## Your task
Give back the entire listing verbatim.
── Dataset records ──
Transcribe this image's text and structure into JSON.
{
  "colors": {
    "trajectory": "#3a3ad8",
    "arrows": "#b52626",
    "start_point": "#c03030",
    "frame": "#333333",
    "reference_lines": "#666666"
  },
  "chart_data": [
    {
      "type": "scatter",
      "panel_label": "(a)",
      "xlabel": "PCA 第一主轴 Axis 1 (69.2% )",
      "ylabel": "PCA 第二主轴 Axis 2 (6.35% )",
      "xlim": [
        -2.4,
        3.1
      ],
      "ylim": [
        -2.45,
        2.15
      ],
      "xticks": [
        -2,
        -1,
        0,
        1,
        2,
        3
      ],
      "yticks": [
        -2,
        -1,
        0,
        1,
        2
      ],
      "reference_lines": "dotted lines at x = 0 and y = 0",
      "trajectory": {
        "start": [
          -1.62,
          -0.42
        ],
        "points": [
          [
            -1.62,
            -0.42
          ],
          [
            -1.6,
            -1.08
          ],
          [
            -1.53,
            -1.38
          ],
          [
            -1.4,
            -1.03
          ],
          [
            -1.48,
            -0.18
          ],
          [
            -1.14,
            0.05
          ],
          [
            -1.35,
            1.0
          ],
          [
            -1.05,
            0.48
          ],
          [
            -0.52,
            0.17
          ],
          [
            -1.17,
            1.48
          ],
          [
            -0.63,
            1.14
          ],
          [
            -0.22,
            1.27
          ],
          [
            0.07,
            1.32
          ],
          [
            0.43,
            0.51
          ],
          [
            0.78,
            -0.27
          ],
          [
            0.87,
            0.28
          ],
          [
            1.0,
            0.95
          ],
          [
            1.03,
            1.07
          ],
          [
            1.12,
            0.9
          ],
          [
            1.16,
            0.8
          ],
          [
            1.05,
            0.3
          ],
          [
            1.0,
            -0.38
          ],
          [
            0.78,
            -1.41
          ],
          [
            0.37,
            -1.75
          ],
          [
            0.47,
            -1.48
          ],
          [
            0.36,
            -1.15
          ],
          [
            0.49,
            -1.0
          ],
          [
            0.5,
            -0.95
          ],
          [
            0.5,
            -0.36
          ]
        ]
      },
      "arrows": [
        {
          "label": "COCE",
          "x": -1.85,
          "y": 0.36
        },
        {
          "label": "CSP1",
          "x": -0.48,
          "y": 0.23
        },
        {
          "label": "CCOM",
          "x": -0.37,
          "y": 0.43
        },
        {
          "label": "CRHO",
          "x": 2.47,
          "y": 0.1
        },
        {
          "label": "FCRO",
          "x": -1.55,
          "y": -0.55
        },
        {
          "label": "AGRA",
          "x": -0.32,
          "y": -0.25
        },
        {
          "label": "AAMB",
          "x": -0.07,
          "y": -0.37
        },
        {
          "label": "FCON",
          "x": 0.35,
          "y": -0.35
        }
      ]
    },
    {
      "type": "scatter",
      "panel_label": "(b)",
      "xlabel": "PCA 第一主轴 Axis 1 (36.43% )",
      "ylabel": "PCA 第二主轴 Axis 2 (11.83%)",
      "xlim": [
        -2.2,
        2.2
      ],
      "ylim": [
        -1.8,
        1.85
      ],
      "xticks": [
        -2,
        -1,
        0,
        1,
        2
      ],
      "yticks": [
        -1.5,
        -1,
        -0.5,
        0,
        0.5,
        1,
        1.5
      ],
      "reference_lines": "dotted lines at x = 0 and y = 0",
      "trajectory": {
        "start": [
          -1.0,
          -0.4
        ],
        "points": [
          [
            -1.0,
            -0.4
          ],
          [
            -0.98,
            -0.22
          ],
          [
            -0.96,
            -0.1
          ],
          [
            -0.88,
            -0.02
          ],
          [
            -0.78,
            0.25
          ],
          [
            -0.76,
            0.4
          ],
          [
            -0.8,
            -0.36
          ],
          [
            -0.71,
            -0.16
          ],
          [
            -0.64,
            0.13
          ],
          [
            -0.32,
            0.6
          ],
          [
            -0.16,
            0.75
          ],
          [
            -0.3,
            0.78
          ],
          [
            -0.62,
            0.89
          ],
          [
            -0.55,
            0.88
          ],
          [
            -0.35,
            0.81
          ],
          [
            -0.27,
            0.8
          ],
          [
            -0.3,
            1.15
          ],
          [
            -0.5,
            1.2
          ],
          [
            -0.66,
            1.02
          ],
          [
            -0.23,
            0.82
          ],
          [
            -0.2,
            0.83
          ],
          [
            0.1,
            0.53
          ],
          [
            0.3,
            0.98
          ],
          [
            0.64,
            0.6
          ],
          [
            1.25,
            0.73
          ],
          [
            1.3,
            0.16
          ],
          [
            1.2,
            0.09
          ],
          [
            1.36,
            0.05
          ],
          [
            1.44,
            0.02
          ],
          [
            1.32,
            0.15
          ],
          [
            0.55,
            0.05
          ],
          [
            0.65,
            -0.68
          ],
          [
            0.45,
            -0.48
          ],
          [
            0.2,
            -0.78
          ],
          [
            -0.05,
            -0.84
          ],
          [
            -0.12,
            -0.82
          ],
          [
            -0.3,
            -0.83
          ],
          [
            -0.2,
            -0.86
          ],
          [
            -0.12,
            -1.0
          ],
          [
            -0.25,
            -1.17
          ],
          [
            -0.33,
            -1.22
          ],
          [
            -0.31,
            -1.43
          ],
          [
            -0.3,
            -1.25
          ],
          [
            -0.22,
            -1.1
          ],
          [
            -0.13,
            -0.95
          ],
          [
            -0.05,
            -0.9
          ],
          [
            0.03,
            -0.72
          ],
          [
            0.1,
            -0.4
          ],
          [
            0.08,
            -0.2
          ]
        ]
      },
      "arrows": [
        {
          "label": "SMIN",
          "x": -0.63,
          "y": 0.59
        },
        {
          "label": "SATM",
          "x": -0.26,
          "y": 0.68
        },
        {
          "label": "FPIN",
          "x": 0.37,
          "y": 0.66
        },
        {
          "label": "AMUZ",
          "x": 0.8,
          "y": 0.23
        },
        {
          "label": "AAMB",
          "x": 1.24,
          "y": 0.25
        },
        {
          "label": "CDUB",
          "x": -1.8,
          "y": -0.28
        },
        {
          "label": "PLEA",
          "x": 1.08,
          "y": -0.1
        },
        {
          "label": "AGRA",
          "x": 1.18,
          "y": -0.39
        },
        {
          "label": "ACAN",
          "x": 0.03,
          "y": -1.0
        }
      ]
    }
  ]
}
───
## Task result
Transcribe this image's text and structure into JSON.
{
  "colors": {
    "trajectory": "#3a3ad8",
    "arrows": "#b52626",
    "start_point": "#c03030",
    "frame": "#333333",
    "reference_lines": "#666666"
  },
  "chart_data": [
    {
      "type": "scatter",
      "panel_label": "(a)",
      "xlabel": "PCA 第一主轴 Axis 1 (69.2% )",
      "ylabel": "PCA 第二主轴 Axis 2 (6.35% )",
      "xlim": [
        -2.4,
        3.1
      ],
      "ylim": [
        -2.45,
        2.15
      ],
      "xticks": [
        -2,
        -1,
        0,
        1,
        2,
        3
      ],
      "yticks": [
        -2,
        -1,
        0,
        1,
        2
      ],
      "reference_lines": "dotted lines at x = 0 and y = 0",
      "trajectory": {
        "start": [
          -1.62,
          -0.42
        ],
        "points": [
          [
            -1.62,
            -0.42
          ],
          [
            -1.6,
            -1.08
          ],
          [
            -1.53,
            -1.38
          ],
          [
            -1.4,
            -1.03
          ],
          [
            -1.48,
            -0.18
          ],
          [
            -1.14,
            0.05
          ],
          [
            -1.35,
            1.0
          ],
          [
            -1.05,
            0.48
          ],
          [
            -0.52,
            0.17
          ],
          [
            -1.17,
            1.48
          ],
          [
            -0.63,
            1.14
          ],
          [
            -0.22,
            1.27
          ],
          [
            0.07,
            1.32
          ],
          [
            0.43,
            0.51
          ],
          [
            0.78,
            -0.27
          ],
          [
            0.87,
            0.28
          ],
          [
            1.0,
            0.95
          ],
          [
            1.03,
            1.07
          ],
          [
            1.12,
            0.9
          ],
          [
            1.16,
            0.8
          ],
          [
            1.05,
            0.3
          ],
          [
            1.0,
            -0.38
          ],
          [
            0.78,
            -1.41
          ],
          [
            0.37,
            -1.75
          ],
          [
            0.47,
            -1.48
          ],
          [
            0.36,
            -1.15
          ],
          [
            0.49,
            -1.0
          ],
          [
            0.5,
            -0.95
          ],
          [
            0.5,
            -0.36
          ]
        ]
      },
      "arrows": [
        {
          "label": "COCE",
          "x": -1.85,
          "y": 0.36
        },
        {
          "label": "CSP1",
          "x": -0.48,
          "y": 0.23
        },
        {
          "label": "CCOM",
          "x": -0.37,
          "y": 0.43
        },
        {
          "label": "CRHO",
          "x": 2.47,
          "y": 0.1
        },
        {
          "label": "FCRO",
          "x": -1.55,
          "y": -0.55
        },
        {
          "label": "AGRA",
          "x": -0.32,
          "y": -0.25
        },
        {
          "label": "AAMB",
          "x": -0.07,
          "y": -0.37
        },
        {
          "label": "FCON",
          "x": 0.35,
          "y": -0.35
        }
      ]
    },
    {
      "type": "scatter",
      "panel_label": "(b)",
      "xlabel": "PCA 第一主轴 Axis 1 (36.43% )",
      "ylabel": "PCA 第二主轴 Axis 2 (11.83%)",
      "xlim": [
        -2.2,
        2.2
      ],
      "ylim": [
        -1.8,
        1.85
      ],
      "xticks": [
        -2,
        -1,
        0,
        1,
        2
      ],
      "yticks": [
        -1.5,
        -1,
        -0.5,
        0,
        0.5,
        1,
        1.5
      ],
      "reference_lines": "dotted lines at x = 0 and y = 0",
      "trajectory": {
        "start": [
          -1.0,
          -0.4
        ],
        "points": [
          [
            -1.0,
            -0.4
          ],
          [
            -0.98,
            -0.22
          ],
          [
            -0.96,
            -0.1
          ],
          [
            -0.88,
            -0.02
          ],
          [
            -0.78,
            0.25
          ],
          [
            -0.76,
            0.4
          ],
          [
            -0.8,
            -0.36
          ],
          [
            -0.71,
            -0.16
          ],
          [
            -0.64,
            0.13
          ],
          [
            -0.32,
            0.6
          ],
          [
            -0.16,
            0.75
          ],
          [
            -0.3,
            0.78
          ],
          [
            -0.62,
            0.89
          ],
          [
            -0.55,
            0.88
          ],
          [
            -0.35,
            0.81
          ],
          [
            -0.27,
            0.8
          ],
          [
            -0.3,
            1.15
          ],
          [
            -0.5,
            1.2
          ],
          [
            -0.66,
            1.02
          ],
          [
            -0.23,
            0.82
          ],
          [
            -0.2,
            0.83
          ],
          [
            0.1,
            0.53
          ],
          [
            0.3,
            0.98
          ],
          [
            0.64,
            0.6
          ],
          [
            1.25,
            0.73
          ],
          [
            1.3,
            0.16
          ],
          [
            1.2,
            0.09
          ],
          [
            1.36,
            0.05
          ],
          [
            1.44,
            0.02
          ],
          [
            1.32,
            0.15
          ],
          [
            0.55,
            0.05
          ],
          [
            0.65,
            -0.68
          ],
          [
            0.45,
            -0.48
          ],
          [
            0.2,
            -0.78
          ],
          [
            -0.05,
            -0.84
          ],
          [
            -0.12,
            -0.82
          ],
          [
            -0.3,
            -0.83
          ],
          [
            -0.2,
            -0.86
          ],
          [
            -0.12,
            -1.0
          ],
          [
            -0.25,
            -1.17
          ],
          [
            -0.33,
            -1.22
          ],
          [
            -0.31,
            -1.43
          ],
          [
            -0.3,
            -1.25
          ],
          [
            -0.22,
            -1.1
          ],
          [
            -0.13,
            -0.95
          ],
          [
            -0.05,
            -0.9
          ],
          [
            0.03,
            -0.72
          ],
          [
            0.1,
            -0.4
          ],
          [
            0.08,
            -0.2
          ]
        ]
      },
      "arrows": [
        {
          "label": "SMIN",
          "x": -0.63,
          "y": 0.59
        },
        {
          "label": "SATM",
          "x": -0.26,
          "y": 0.68
        },
        {
          "label": "FPIN",
          "x": 0.37,
          "y": 0.66
        },
        {
          "label": "AMUZ",
          "x": 0.8,
          "y": 0.23
        },
        {
          "label": "AAMB",
          "x": 1.24,
          "y": 0.25
        },
        {
          "label": "CDUB",
          "x": -1.8,
          "y": -0.28
        },
        {
          "label": "PLEA",
          "x": 1.08,
          "y": -0.1
        },
        {
          "label": "AGRA",
          "x": 1.18,
          "y": -0.39
        },
        {
          "label": "ACAN",
          "x": 0.03,
          "y": -1.0
        }
      ]
    }
  ]
}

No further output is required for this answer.